- WHAT IS EXPECTED:
Write out each line that follows exactly as it stands, without the pictures.
- - - -
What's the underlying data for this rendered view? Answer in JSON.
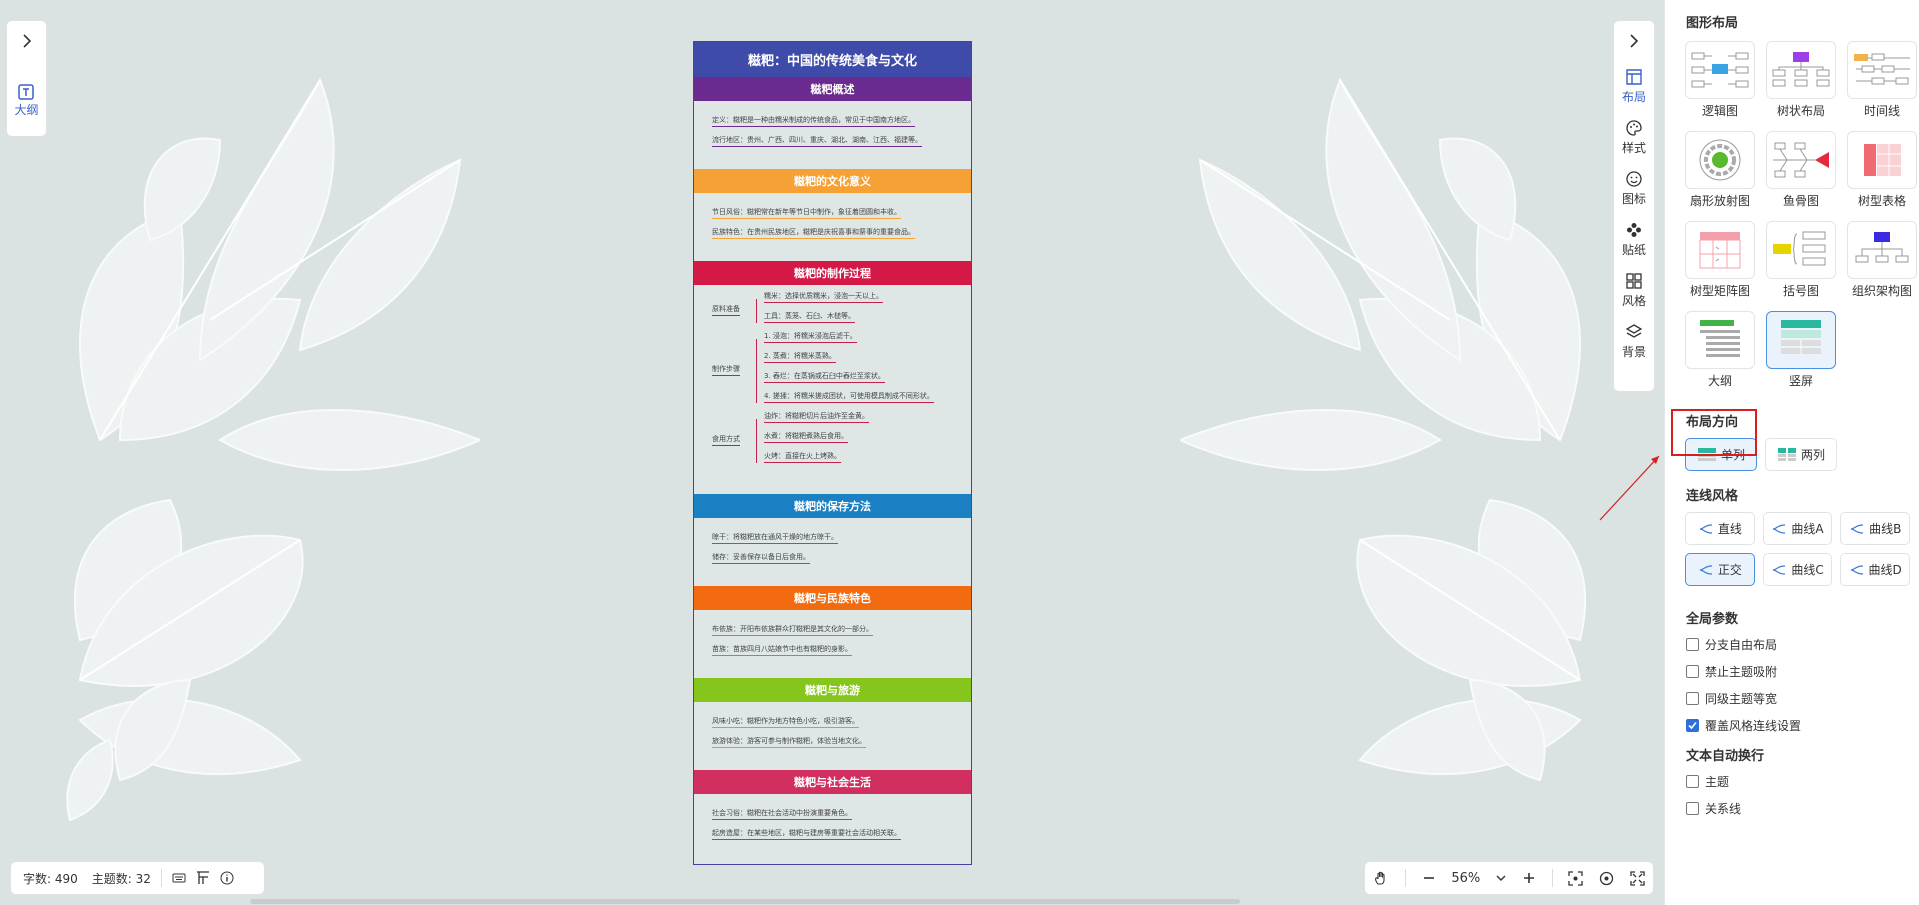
{
  "outline": {
    "label": "大纲"
  },
  "right_tools": [
    {
      "label": "布局",
      "icon": "layout-icon",
      "active": true
    },
    {
      "label": "样式",
      "icon": "palette-icon",
      "active": false
    },
    {
      "label": "图标",
      "icon": "smiley-icon",
      "active": false
    },
    {
      "label": "贴纸",
      "icon": "sticker-icon",
      "active": false
    },
    {
      "label": "风格",
      "icon": "grid-style-icon",
      "active": false
    },
    {
      "label": "背景",
      "icon": "layers-icon",
      "active": false
    }
  ],
  "mindmap": {
    "title": "糍粑：中国的传统美食与文化",
    "sections": [
      {
        "title": "糍粑概述",
        "color": "#6b2a8f",
        "items": [
          "定义：糍粑是一种由糯米制成的传统食品，常见于中国南方地区。",
          "流行地区：贵州、广西、四川、重庆、湖北、湖南、江西、福建等。"
        ]
      },
      {
        "title": "糍粑的文化意义",
        "color": "#f5a135",
        "items": [
          "节日风俗：糍粑常在新年等节日中制作，象征着团圆和丰收。",
          "民族特色：在贵州民族地区，糍粑是庆祝喜事和祭事的重要食品。"
        ]
      },
      {
        "title": "糍粑的制作过程",
        "color": "#d41947",
        "groups": [
          {
            "label": "原料准备",
            "items": [
              "糯米：选择优质糯米，浸泡一天以上。",
              "工具：蒸笼、石臼、木槌等。"
            ]
          },
          {
            "label": "制作步骤",
            "items": [
              "1. 浸泡：将糯米浸泡后滤干。",
              "2. 蒸煮：将糯米蒸熟。",
              "3. 舂烂：在蒸锅或石臼中舂烂至浆状。",
              "4. 搓揉：将糯米搓成团状，可使用模具制成不同形状。"
            ]
          },
          {
            "label": "食用方式",
            "items": [
              "油炸：将糍粑切片后油炸至金黄。",
              "水煮：将糍粑煮熟后食用。",
              "火烤：直接在火上烤熟。"
            ]
          }
        ]
      },
      {
        "title": "糍粑的保存方法",
        "color": "#1b7fc4",
        "items": [
          "晾干：将糍粑放在通风干燥的地方晾干。",
          "储存：妥善保存以备日后食用。"
        ]
      },
      {
        "title": "糍粑与民族特色",
        "color": "#f26b10",
        "items": [
          "布依族：开阳布依族群众打糍粑是其文化的一部分。",
          "苗族：苗族四月八姑娘节中也有糍粑的身影。"
        ]
      },
      {
        "title": "糍粑与旅游",
        "color": "#86c51b",
        "items": [
          "风味小吃：糍粑作为地方特色小吃，吸引游客。",
          "旅游体验：游客可参与制作糍粑，体验当地文化。"
        ]
      },
      {
        "title": "糍粑与社会生活",
        "color": "#d12f60",
        "items": [
          "社会习俗：糍粑在社会活动中扮演重要角色。",
          "起房造屋：在某些地区，糍粑与建房等重要社会活动相关联。"
        ]
      }
    ]
  },
  "status": {
    "word_count": "字数: 490",
    "topic_count": "主题数: 32"
  },
  "zoom": {
    "value": "56%"
  },
  "panel": {
    "graph_layout_title": "图形布局",
    "layouts": [
      {
        "label": "逻辑图",
        "selected": false
      },
      {
        "label": "树状布局",
        "selected": false
      },
      {
        "label": "时间线",
        "selected": false
      },
      {
        "label": "扇形放射图",
        "selected": false
      },
      {
        "label": "鱼骨图",
        "selected": false
      },
      {
        "label": "树型表格",
        "selected": false
      },
      {
        "label": "树型矩阵图",
        "selected": false
      },
      {
        "label": "括号图",
        "selected": false
      },
      {
        "label": "组织架构图",
        "selected": false
      },
      {
        "label": "大纲",
        "selected": false
      },
      {
        "label": "竖屏",
        "selected": true
      }
    ],
    "direction_title": "布局方向",
    "directions": [
      {
        "label": "单列",
        "selected": true
      },
      {
        "label": "两列",
        "selected": false
      }
    ],
    "line_style_title": "连线风格",
    "line_styles": [
      {
        "label": "直线",
        "selected": false
      },
      {
        "label": "曲线A",
        "selected": false
      },
      {
        "label": "曲线B",
        "selected": false
      },
      {
        "label": "正交",
        "selected": true
      },
      {
        "label": "曲线C",
        "selected": false
      },
      {
        "label": "曲线D",
        "selected": false
      }
    ],
    "global_title": "全局参数",
    "global_options": [
      {
        "label": "分支自由布局",
        "checked": false
      },
      {
        "label": "禁止主题吸附",
        "checked": false
      },
      {
        "label": "同级主题等宽",
        "checked": false
      },
      {
        "label": "覆盖风格连线设置",
        "checked": true
      }
    ],
    "wrap_title": "文本自动换行",
    "wrap_options": [
      {
        "label": "主题",
        "checked": false
      },
      {
        "label": "关系线",
        "checked": false
      }
    ]
  }
}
- - - -
- THE SOLUTION:
What's the underlying data for this rendered view? Answer in JSON.
{
  "outline": {
    "label": "大纲"
  },
  "right_tools": [
    {
      "label": "布局",
      "icon": "layout-icon",
      "active": true
    },
    {
      "label": "样式",
      "icon": "palette-icon",
      "active": false
    },
    {
      "label": "图标",
      "icon": "smiley-icon",
      "active": false
    },
    {
      "label": "贴纸",
      "icon": "sticker-icon",
      "active": false
    },
    {
      "label": "风格",
      "icon": "grid-style-icon",
      "active": false
    },
    {
      "label": "背景",
      "icon": "layers-icon",
      "active": false
    }
  ],
  "mindmap": {
    "title": "糍粑：中国的传统美食与文化",
    "sections": [
      {
        "title": "糍粑概述",
        "color": "#6b2a8f",
        "items": [
          "定义：糍粑是一种由糯米制成的传统食品，常见于中国南方地区。",
          "流行地区：贵州、广西、四川、重庆、湖北、湖南、江西、福建等。"
        ]
      },
      {
        "title": "糍粑的文化意义",
        "color": "#f5a135",
        "items": [
          "节日风俗：糍粑常在新年等节日中制作，象征着团圆和丰收。",
          "民族特色：在贵州民族地区，糍粑是庆祝喜事和祭事的重要食品。"
        ]
      },
      {
        "title": "糍粑的制作过程",
        "color": "#d41947",
        "groups": [
          {
            "label": "原料准备",
            "items": [
              "糯米：选择优质糯米，浸泡一天以上。",
              "工具：蒸笼、石臼、木槌等。"
            ]
          },
          {
            "label": "制作步骤",
            "items": [
              "1. 浸泡：将糯米浸泡后滤干。",
              "2. 蒸煮：将糯米蒸熟。",
              "3. 舂烂：在蒸锅或石臼中舂烂至浆状。",
              "4. 搓揉：将糯米搓成团状，可使用模具制成不同形状。"
            ]
          },
          {
            "label": "食用方式",
            "items": [
              "油炸：将糍粑切片后油炸至金黄。",
              "水煮：将糍粑煮熟后食用。",
              "火烤：直接在火上烤熟。"
            ]
          }
        ]
      },
      {
        "title": "糍粑的保存方法",
        "color": "#1b7fc4",
        "items": [
          "晾干：将糍粑放在通风干燥的地方晾干。",
          "储存：妥善保存以备日后食用。"
        ]
      },
      {
        "title": "糍粑与民族特色",
        "color": "#f26b10",
        "items": [
          "布依族：开阳布依族群众打糍粑是其文化的一部分。",
          "苗族：苗族四月八姑娘节中也有糍粑的身影。"
        ]
      },
      {
        "title": "糍粑与旅游",
        "color": "#86c51b",
        "items": [
          "风味小吃：糍粑作为地方特色小吃，吸引游客。",
          "旅游体验：游客可参与制作糍粑，体验当地文化。"
        ]
      },
      {
        "title": "糍粑与社会生活",
        "color": "#d12f60",
        "items": [
          "社会习俗：糍粑在社会活动中扮演重要角色。",
          "起房造屋：在某些地区，糍粑与建房等重要社会活动相关联。"
        ]
      }
    ]
  },
  "status": {
    "word_count": "字数: 490",
    "topic_count": "主题数: 32"
  },
  "zoom": {
    "value": "56%"
  },
  "panel": {
    "graph_layout_title": "图形布局",
    "layouts": [
      {
        "label": "逻辑图",
        "selected": false
      },
      {
        "label": "树状布局",
        "selected": false
      },
      {
        "label": "时间线",
        "selected": false
      },
      {
        "label": "扇形放射图",
        "selected": false
      },
      {
        "label": "鱼骨图",
        "selected": false
      },
      {
        "label": "树型表格",
        "selected": false
      },
      {
        "label": "树型矩阵图",
        "selected": false
      },
      {
        "label": "括号图",
        "selected": false
      },
      {
        "label": "组织架构图",
        "selected": false
      },
      {
        "label": "大纲",
        "selected": false
      },
      {
        "label": "竖屏",
        "selected": true
      }
    ],
    "direction_title": "布局方向",
    "directions": [
      {
        "label": "单列",
        "selected": true
      },
      {
        "label": "两列",
        "selected": false
      }
    ],
    "line_style_title": "连线风格",
    "line_styles": [
      {
        "label": "直线",
        "selected": false
      },
      {
        "label": "曲线A",
        "selected": false
      },
      {
        "label": "曲线B",
        "selected": false
      },
      {
        "label": "正交",
        "selected": true
      },
      {
        "label": "曲线C",
        "selected": false
      },
      {
        "label": "曲线D",
        "selected": false
      }
    ],
    "global_title": "全局参数",
    "global_options": [
      {
        "label": "分支自由布局",
        "checked": false
      },
      {
        "label": "禁止主题吸附",
        "checked": false
      },
      {
        "label": "同级主题等宽",
        "checked": false
      },
      {
        "label": "覆盖风格连线设置",
        "checked": true
      }
    ],
    "wrap_title": "文本自动换行",
    "wrap_options": [
      {
        "label": "主题",
        "checked": false
      },
      {
        "label": "关系线",
        "checked": false
      }
    ]
  }
}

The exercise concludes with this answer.